## Written instruction
Copy every record word for word.

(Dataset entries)
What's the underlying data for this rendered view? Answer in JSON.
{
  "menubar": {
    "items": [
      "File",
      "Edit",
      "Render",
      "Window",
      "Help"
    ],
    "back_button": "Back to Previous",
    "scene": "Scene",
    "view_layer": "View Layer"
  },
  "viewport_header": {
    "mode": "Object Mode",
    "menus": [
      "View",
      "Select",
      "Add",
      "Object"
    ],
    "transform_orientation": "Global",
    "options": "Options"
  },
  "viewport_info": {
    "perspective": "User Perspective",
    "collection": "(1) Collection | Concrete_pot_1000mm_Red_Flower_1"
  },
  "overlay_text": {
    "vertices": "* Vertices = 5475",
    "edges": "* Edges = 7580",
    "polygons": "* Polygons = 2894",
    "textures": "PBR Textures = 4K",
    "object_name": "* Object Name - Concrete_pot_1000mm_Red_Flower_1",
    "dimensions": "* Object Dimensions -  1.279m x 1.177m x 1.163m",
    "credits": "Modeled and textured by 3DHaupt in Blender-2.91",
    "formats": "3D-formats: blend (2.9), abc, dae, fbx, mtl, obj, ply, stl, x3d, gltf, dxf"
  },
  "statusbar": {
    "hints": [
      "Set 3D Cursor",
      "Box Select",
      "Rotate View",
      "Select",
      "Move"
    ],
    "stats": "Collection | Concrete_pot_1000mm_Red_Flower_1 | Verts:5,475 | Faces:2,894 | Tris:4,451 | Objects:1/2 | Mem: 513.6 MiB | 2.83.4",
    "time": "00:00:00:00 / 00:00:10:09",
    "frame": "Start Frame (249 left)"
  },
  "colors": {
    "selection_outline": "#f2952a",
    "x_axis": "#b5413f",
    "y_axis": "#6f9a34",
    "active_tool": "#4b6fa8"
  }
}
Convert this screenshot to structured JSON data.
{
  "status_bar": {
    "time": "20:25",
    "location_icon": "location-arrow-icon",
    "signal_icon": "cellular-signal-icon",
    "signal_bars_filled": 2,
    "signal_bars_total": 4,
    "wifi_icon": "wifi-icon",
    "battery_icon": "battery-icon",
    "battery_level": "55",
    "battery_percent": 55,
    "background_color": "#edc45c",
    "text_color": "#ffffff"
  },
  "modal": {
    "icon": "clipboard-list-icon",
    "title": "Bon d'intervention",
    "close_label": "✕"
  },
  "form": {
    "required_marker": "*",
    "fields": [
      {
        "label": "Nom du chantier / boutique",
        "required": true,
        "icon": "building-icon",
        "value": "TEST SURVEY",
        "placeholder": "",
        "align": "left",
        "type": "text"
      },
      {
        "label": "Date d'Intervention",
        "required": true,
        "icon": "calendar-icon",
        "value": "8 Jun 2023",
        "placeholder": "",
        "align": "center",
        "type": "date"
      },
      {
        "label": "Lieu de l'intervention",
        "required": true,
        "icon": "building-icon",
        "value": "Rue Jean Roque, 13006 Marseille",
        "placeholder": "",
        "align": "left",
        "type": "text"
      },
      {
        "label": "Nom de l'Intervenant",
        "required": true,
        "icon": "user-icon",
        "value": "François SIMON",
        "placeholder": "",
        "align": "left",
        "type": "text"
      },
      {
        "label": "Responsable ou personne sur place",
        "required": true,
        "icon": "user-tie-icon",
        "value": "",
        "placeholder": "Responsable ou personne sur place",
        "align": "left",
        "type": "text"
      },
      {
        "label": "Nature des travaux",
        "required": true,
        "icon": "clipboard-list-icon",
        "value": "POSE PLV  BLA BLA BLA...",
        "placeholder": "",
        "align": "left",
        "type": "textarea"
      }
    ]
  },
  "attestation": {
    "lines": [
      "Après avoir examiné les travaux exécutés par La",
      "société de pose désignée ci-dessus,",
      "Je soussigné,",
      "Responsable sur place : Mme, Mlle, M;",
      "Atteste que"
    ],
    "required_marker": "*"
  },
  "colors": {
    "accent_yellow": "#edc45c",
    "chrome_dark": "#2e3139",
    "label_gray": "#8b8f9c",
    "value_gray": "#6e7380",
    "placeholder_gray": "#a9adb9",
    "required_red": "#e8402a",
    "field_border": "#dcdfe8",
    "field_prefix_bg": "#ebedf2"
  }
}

## Task output
What's the underlying data for this rendered view? Answer in JSON.
{
  "menubar": {
    "items": [
      "File",
      "Edit",
      "Render",
      "Window",
      "Help"
    ],
    "back_button": "Back to Previous",
    "scene": "Scene",
    "view_layer": "View Layer"
  },
  "viewport_header": {
    "mode": "Object Mode",
    "menus": [
      "View",
      "Select",
      "Add",
      "Object"
    ],
    "transform_orientation": "Global",
    "options": "Options"
  },
  "viewport_info": {
    "perspective": "User Perspective",
    "collection": "(1) Collection | Concrete_pot_1000mm_Red_Flower_1"
  },
  "overlay_text": {
    "vertices": "* Vertices = 5475",
    "edges": "* Edges = 7580",
    "polygons": "* Polygons = 2894",
    "textures": "PBR Textures = 4K",
    "object_name": "* Object Name - Concrete_pot_1000mm_Red_Flower_1",
    "dimensions": "* Object Dimensions -  1.279m x 1.177m x 1.163m",
    "credits": "Modeled and textured by 3DHaupt in Blender-2.91",
    "formats": "3D-formats: blend (2.9), abc, dae, fbx, mtl, obj, ply, stl, x3d, gltf, dxf"
  },
  "statusbar": {
    "hints": [
      "Set 3D Cursor",
      "Box Select",
      "Rotate View",
      "Select",
      "Move"
    ],
    "stats": "Collection | Concrete_pot_1000mm_Red_Flower_1 | Verts:5,475 | Faces:2,894 | Tris:4,451 | Objects:1/2 | Mem: 513.6 MiB | 2.83.4",
    "time": "00:00:00:00 / 00:00:10:09",
    "frame": "Start Frame (249 left)"
  },
  "colors": {
    "selection_outline": "#f2952a",
    "x_axis": "#b5413f",
    "y_axis": "#6f9a34",
    "active_tool": "#4b6fa8"
  }
}
Convert this screenshot to structured JSON data.
{
  "status_bar": {
    "time": "20:25",
    "location_icon": "location-arrow-icon",
    "signal_icon": "cellular-signal-icon",
    "signal_bars_filled": 2,
    "signal_bars_total": 4,
    "wifi_icon": "wifi-icon",
    "battery_icon": "battery-icon",
    "battery_level": "55",
    "battery_percent": 55,
    "background_color": "#edc45c",
    "text_color": "#ffffff"
  },
  "modal": {
    "icon": "clipboard-list-icon",
    "title": "Bon d'intervention",
    "close_label": "✕"
  },
  "form": {
    "required_marker": "*",
    "fields": [
      {
        "label": "Nom du chantier / boutique",
        "required": true,
        "icon": "building-icon",
        "value": "TEST SURVEY",
        "placeholder": "",
        "align": "left",
        "type": "text"
      },
      {
        "label": "Date d'Intervention",
        "required": true,
        "icon": "calendar-icon",
        "value": "8 Jun 2023",
        "placeholder": "",
        "align": "center",
        "type": "date"
      },
      {
        "label": "Lieu de l'intervention",
        "required": true,
        "icon": "building-icon",
        "value": "Rue Jean Roque, 13006 Marseille",
        "placeholder": "",
        "align": "left",
        "type": "text"
      },
      {
        "label": "Nom de l'Intervenant",
        "required": true,
        "icon": "user-icon",
        "value": "François SIMON",
        "placeholder": "",
        "align": "left",
        "type": "text"
      },
      {
        "label": "Responsable ou personne sur place",
        "required": true,
        "icon": "user-tie-icon",
        "value": "",
        "placeholder": "Responsable ou personne sur place",
        "align": "left",
        "type": "text"
      },
      {
        "label": "Nature des travaux",
        "required": true,
        "icon": "clipboard-list-icon",
        "value": "POSE PLV  BLA BLA BLA...",
        "placeholder": "",
        "align": "left",
        "type": "textarea"
      }
    ]
  },
  "attestation": {
    "lines": [
      "Après avoir examiné les travaux exécutés par La",
      "société de pose désignée ci-dessus,",
      "Je soussigné,",
      "Responsable sur place : Mme, Mlle, M;",
      "Atteste que"
    ],
    "required_marker": "*"
  },
  "colors": {
    "accent_yellow": "#edc45c",
    "chrome_dark": "#2e3139",
    "label_gray": "#8b8f9c",
    "value_gray": "#6e7380",
    "placeholder_gray": "#a9adb9",
    "required_red": "#e8402a",
    "field_border": "#dcdfe8",
    "field_prefix_bg": "#ebedf2"
  }
}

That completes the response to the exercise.